Dataset items:
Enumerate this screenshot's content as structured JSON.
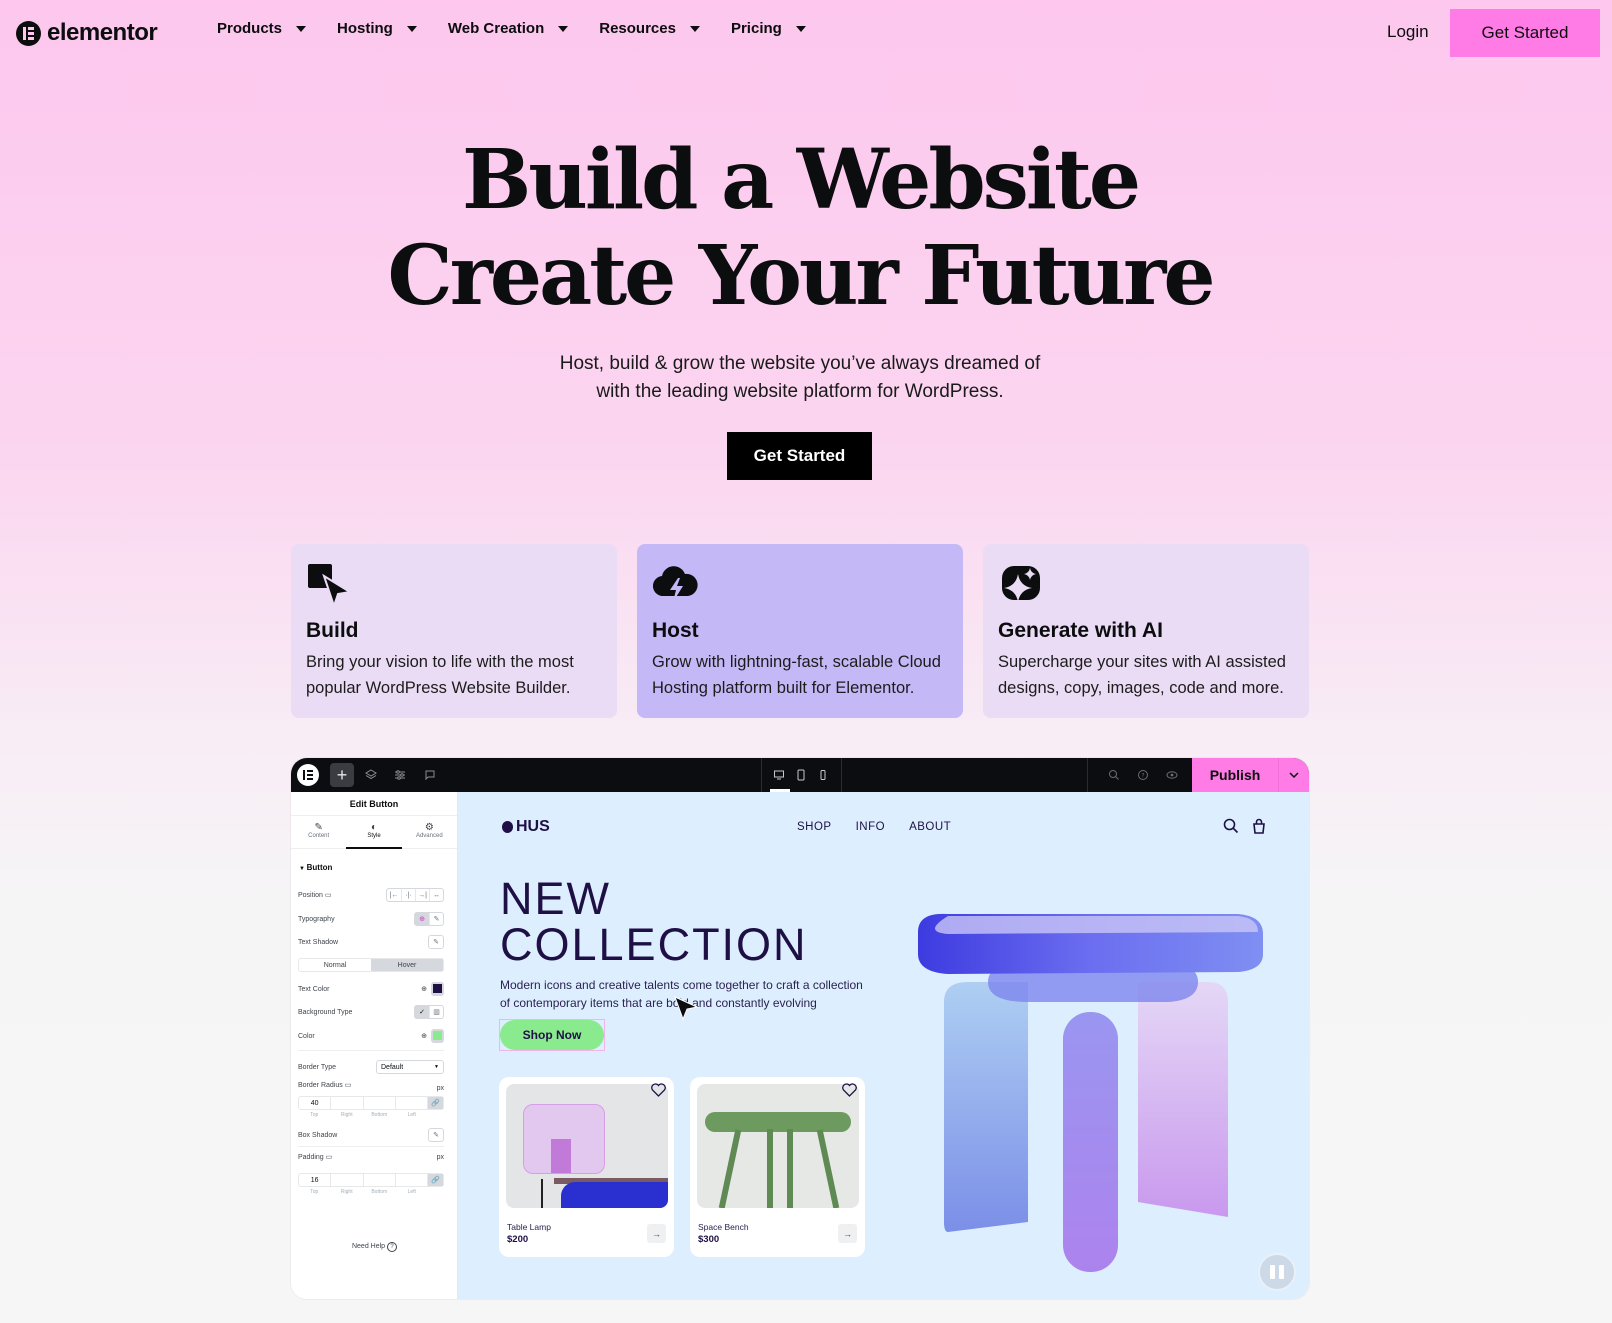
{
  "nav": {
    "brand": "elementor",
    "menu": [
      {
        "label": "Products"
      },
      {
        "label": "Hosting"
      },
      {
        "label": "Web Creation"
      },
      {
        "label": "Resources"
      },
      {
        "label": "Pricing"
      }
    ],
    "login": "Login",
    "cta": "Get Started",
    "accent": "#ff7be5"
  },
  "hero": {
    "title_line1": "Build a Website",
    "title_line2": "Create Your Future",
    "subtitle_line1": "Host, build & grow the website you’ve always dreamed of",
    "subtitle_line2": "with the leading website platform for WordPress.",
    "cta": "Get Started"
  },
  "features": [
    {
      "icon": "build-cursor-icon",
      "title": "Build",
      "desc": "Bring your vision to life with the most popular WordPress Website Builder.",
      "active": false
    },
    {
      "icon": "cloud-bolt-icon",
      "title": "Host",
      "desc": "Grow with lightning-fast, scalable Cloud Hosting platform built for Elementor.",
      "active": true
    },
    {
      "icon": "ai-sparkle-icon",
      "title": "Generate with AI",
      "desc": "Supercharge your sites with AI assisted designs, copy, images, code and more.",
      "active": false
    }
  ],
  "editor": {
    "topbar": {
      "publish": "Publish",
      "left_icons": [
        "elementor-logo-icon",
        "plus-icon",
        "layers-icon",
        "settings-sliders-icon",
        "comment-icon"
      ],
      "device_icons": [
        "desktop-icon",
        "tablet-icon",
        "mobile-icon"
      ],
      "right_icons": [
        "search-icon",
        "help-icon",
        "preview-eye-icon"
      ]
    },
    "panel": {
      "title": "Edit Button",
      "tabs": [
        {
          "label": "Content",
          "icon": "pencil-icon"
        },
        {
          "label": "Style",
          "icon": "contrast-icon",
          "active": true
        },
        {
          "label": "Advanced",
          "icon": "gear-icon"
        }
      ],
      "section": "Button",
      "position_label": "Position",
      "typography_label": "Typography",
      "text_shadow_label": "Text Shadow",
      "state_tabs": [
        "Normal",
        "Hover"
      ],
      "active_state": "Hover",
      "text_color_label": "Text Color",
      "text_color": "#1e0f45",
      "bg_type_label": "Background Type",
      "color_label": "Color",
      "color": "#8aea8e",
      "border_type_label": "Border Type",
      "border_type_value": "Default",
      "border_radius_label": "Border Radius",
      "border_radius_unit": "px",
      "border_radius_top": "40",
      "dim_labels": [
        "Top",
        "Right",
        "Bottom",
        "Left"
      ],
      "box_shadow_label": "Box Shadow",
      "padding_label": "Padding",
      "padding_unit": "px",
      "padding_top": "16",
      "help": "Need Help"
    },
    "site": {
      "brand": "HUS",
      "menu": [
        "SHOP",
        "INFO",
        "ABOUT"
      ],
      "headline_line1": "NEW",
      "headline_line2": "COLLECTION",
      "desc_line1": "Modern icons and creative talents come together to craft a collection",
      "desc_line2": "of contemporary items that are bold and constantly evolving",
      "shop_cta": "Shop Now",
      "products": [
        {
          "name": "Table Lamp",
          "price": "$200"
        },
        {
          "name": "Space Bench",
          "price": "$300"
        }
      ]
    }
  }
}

* * *

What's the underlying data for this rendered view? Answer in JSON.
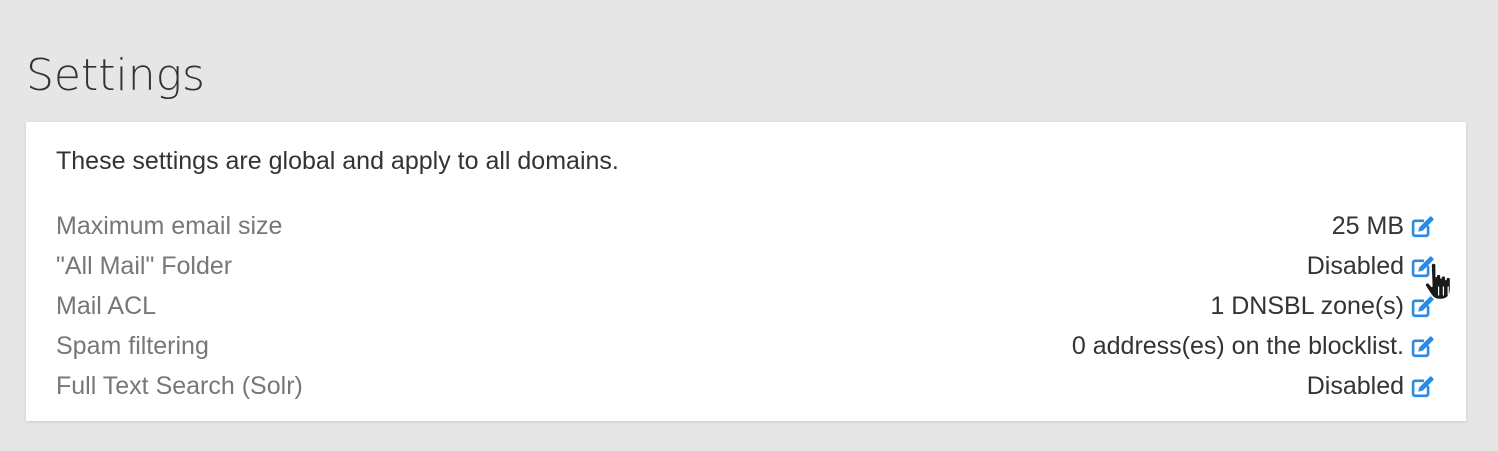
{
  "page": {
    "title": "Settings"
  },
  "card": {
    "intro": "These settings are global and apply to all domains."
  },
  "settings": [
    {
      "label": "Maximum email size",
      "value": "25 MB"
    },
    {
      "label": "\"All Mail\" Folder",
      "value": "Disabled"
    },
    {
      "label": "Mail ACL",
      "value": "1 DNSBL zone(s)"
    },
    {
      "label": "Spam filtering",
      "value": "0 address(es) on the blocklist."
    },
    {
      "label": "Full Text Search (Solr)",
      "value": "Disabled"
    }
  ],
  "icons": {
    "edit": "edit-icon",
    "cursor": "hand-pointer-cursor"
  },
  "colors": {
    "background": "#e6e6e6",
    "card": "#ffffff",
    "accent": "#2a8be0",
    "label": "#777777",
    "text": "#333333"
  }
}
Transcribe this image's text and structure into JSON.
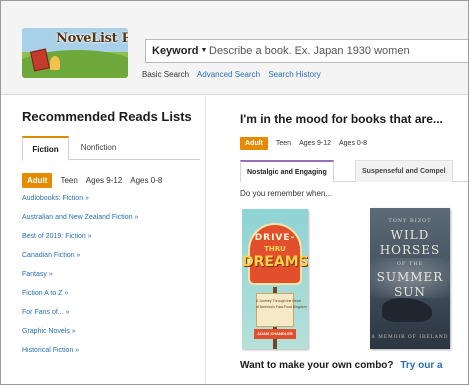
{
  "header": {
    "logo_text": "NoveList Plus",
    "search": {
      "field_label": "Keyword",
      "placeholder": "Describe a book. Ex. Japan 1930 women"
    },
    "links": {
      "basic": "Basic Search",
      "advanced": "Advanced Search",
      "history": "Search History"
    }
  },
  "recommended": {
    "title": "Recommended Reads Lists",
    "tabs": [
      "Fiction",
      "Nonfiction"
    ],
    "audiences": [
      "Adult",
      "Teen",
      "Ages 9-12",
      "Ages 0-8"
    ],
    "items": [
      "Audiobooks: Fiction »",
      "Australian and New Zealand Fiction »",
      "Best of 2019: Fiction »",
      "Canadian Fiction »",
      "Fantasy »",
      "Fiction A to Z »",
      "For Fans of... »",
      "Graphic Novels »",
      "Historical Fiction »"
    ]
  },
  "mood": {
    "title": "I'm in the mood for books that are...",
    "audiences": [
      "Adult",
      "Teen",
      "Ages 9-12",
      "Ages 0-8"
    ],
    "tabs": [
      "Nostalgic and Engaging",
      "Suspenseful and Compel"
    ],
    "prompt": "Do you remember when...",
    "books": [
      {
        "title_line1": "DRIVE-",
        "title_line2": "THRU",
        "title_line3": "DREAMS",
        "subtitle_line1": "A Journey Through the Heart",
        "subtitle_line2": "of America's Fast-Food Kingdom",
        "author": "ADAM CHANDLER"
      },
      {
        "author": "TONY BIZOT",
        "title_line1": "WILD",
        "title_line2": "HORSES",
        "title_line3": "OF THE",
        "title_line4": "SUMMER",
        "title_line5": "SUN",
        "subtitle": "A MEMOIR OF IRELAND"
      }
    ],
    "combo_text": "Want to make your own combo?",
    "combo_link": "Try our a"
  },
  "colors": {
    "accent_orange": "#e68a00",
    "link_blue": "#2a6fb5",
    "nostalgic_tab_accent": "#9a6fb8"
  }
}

**Required task**
Going through the entries above, report how many lines include the string "platform". The number alone is the answer.

**Output of the task**
2